* **GOAL**:
Transcribe all the entries word for word, but omit the images.

[Dataset entries]

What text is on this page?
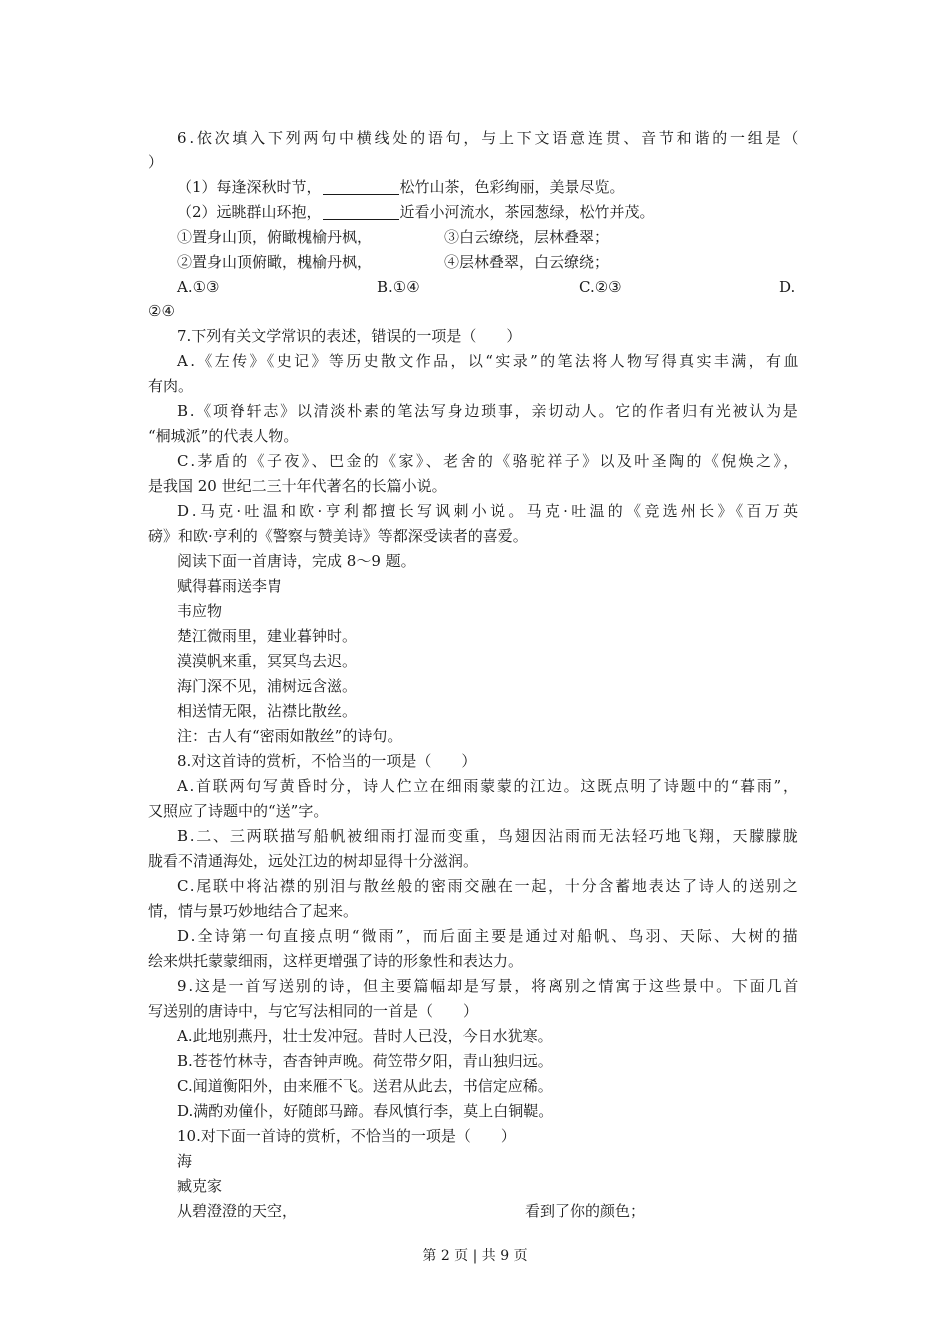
6.依次填入下列两句中横线处的语句，与上下文语意连贯、音节和谐的一组是（
）
（1）每逢深秋时节，	松竹山茶，色彩绚丽，美景尽览。
（2）远眺群山环抱，	近看小河流水，茶园葱绿，松竹并茂。
①置身山顶，俯瞰槐榆丹枫，	③白云缭绕，层林叠翠；
②置身山顶俯瞰，槐榆丹枫，	④层林叠翠，白云缭绕；
A.①③	B.①④	C.②③	D.
②④
7.下列有关文学常识的表述，错误的一项是（　　）
A.《左传》《史记》等历史散文作品，以“实录”的笔法将人物写得真实丰满，有血
有肉。
B.《项脊轩志》以清淡朴素的笔法写身边琐事，亲切动人。它的作者归有光被认为是
“桐城派”的代表人物。
C.茅盾的《子夜》、巴金的《家》、老舍的《骆驼祥子》以及叶圣陶的《倪焕之》，
是我国 20 世纪二三十年代著名的长篇小说。
D.马克·吐温和欧·亨利都擅长写讽刺小说。马克·吐温的《竞选州长》《百万英
磅》和欧·亨利的《警察与赞美诗》等都深受读者的喜爱。
阅读下面一首唐诗，完成 8～9 题。
赋得暮雨送李胄
韦应物
楚江微雨里，建业暮钟时。
漠漠帆来重，冥冥鸟去迟。
海门深不见，浦树远含滋。
相送情无限，沾襟比散丝。
注：古人有“密雨如散丝”的诗句。
8.对这首诗的赏析，不恰当的一项是（　　）
A.首联两句写黄昏时分，诗人伫立在细雨蒙蒙的江边。这既点明了诗题中的“暮雨”，
又照应了诗题中的“送”字。
B.二、三两联描写船帆被细雨打湿而变重，鸟翅因沾雨而无法轻巧地飞翔，天朦朦胧
胧看不清通海处，远处江边的树却显得十分滋润。
C.尾联中将沾襟的别泪与散丝般的密雨交融在一起，十分含蓄地表达了诗人的送别之
情，情与景巧妙地结合了起来。
D.全诗第一句直接点明“微雨”，而后面主要是通过对船帆、鸟羽、天际、大树的描
绘来烘托蒙蒙细雨，这样更增强了诗的形象性和表达力。
9.这是一首写送别的诗，但主要篇幅却是写景，将离别之情寓于这些景中。下面几首
写送别的唐诗中，与它写法相同的一首是（　　）
A.此地别燕丹，壮士发冲冠。昔时人已没，今日水犹寒。
B.苍苍竹林寺，杳杳钟声晚。荷笠带夕阳，青山独归远。
C.闻道衡阳外，由来雁不飞。送君从此去，书信定应稀。
D.满酌劝僮仆，好随郎马蹄。春风慎行李，莫上白铜鞮。
10.对下面一首诗的赏析，不恰当的一项是（　　）
海
臧克家
从碧澄澄的天空，	看到了你的颜色；
第 2 页 | 共 9 页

* **OUTPUT BELOW**:
What text is on this page?
6.依次填入下列两句中横线处的语句，与上下文语意连贯、音节和谐的一组是（
）
（1）每逢深秋时节，	松竹山茶，色彩绚丽，美景尽览。
（2）远眺群山环抱，	近看小河流水，茶园葱绿，松竹并茂。
①置身山顶，俯瞰槐榆丹枫，	③白云缭绕，层林叠翠；
②置身山顶俯瞰，槐榆丹枫，	④层林叠翠，白云缭绕；
A.①③	B.①④	C.②③	D.
②④
7.下列有关文学常识的表述，错误的一项是（　　）
A.《左传》《史记》等历史散文作品，以“实录”的笔法将人物写得真实丰满，有血
有肉。
B.《项脊轩志》以清淡朴素的笔法写身边琐事，亲切动人。它的作者归有光被认为是
“桐城派”的代表人物。
C.茅盾的《子夜》、巴金的《家》、老舍的《骆驼祥子》以及叶圣陶的《倪焕之》，
是我国 20 世纪二三十年代著名的长篇小说。
D.马克·吐温和欧·亨利都擅长写讽刺小说。马克·吐温的《竞选州长》《百万英
磅》和欧·亨利的《警察与赞美诗》等都深受读者的喜爱。
阅读下面一首唐诗，完成 8～9 题。
赋得暮雨送李胄
韦应物
楚江微雨里，建业暮钟时。
漠漠帆来重，冥冥鸟去迟。
海门深不见，浦树远含滋。
相送情无限，沾襟比散丝。
注：古人有“密雨如散丝”的诗句。
8.对这首诗的赏析，不恰当的一项是（　　）
A.首联两句写黄昏时分，诗人伫立在细雨蒙蒙的江边。这既点明了诗题中的“暮雨”，
又照应了诗题中的“送”字。
B.二、三两联描写船帆被细雨打湿而变重，鸟翅因沾雨而无法轻巧地飞翔，天朦朦胧
胧看不清通海处，远处江边的树却显得十分滋润。
C.尾联中将沾襟的别泪与散丝般的密雨交融在一起，十分含蓄地表达了诗人的送别之
情，情与景巧妙地结合了起来。
D.全诗第一句直接点明“微雨”，而后面主要是通过对船帆、鸟羽、天际、大树的描
绘来烘托蒙蒙细雨，这样更增强了诗的形象性和表达力。
9.这是一首写送别的诗，但主要篇幅却是写景，将离别之情寓于这些景中。下面几首
写送别的唐诗中，与它写法相同的一首是（　　）
A.此地别燕丹，壮士发冲冠。昔时人已没，今日水犹寒。
B.苍苍竹林寺，杳杳钟声晚。荷笠带夕阳，青山独归远。
C.闻道衡阳外，由来雁不飞。送君从此去，书信定应稀。
D.满酌劝僮仆，好随郎马蹄。春风慎行李，莫上白铜鞮。
10.对下面一首诗的赏析，不恰当的一项是（　　）
海
臧克家
从碧澄澄的天空，	看到了你的颜色；
第 2 页 | 共 9 页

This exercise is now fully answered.